> **EXERCISE**:
Reproduce the records exactly.

[Extracted records]
-------
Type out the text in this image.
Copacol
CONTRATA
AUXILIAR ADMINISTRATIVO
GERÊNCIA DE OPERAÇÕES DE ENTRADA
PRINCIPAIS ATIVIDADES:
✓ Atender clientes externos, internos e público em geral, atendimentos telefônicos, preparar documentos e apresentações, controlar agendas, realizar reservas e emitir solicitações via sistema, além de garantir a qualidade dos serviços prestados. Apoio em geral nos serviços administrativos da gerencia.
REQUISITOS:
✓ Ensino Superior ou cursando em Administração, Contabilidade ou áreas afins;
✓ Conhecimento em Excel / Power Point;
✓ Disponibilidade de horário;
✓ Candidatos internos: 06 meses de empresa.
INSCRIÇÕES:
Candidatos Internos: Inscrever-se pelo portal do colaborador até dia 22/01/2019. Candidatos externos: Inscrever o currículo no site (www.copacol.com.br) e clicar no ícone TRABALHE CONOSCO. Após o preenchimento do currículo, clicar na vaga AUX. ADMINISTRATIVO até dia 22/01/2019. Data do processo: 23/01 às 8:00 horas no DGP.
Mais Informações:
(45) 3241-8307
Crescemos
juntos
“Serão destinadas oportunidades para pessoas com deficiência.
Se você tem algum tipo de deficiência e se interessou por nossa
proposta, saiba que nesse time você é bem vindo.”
-------
> **EXERCISE RESULT**:
Type out the text in this image.
Copacol
CONTRATA
AUXILIAR ADMINISTRATIVO
GERÊNCIA DE OPERAÇÕES DE ENTRADA
PRINCIPAIS ATIVIDADES:
✓ Atender clientes externos, internos e público em geral, atendimentos telefônicos, preparar documentos e apresentações, controlar agendas, realizar reservas e emitir solicitações via sistema, além de garantir a qualidade dos serviços prestados. Apoio em geral nos serviços administrativos da gerencia.
REQUISITOS:
✓ Ensino Superior ou cursando em Administração, Contabilidade ou áreas afins;
✓ Conhecimento em Excel / Power Point;
✓ Disponibilidade de horário;
✓ Candidatos internos: 06 meses de empresa.
INSCRIÇÕES:
Candidatos Internos: Inscrever-se pelo portal do colaborador até dia 22/01/2019. Candidatos externos: Inscrever o currículo no site (www.copacol.com.br) e clicar no ícone TRABALHE CONOSCO. Após o preenchimento do currículo, clicar na vaga AUX. ADMINISTRATIVO até dia 22/01/2019. Data do processo: 23/01 às 8:00 horas no DGP.
Mais Informações:
(45) 3241-8307
Crescemos
juntos
“Serão destinadas oportunidades para pessoas com deficiência.
Se você tem algum tipo de deficiência e se interessou por nossa
proposta, saiba que nesse time você é bem vindo.”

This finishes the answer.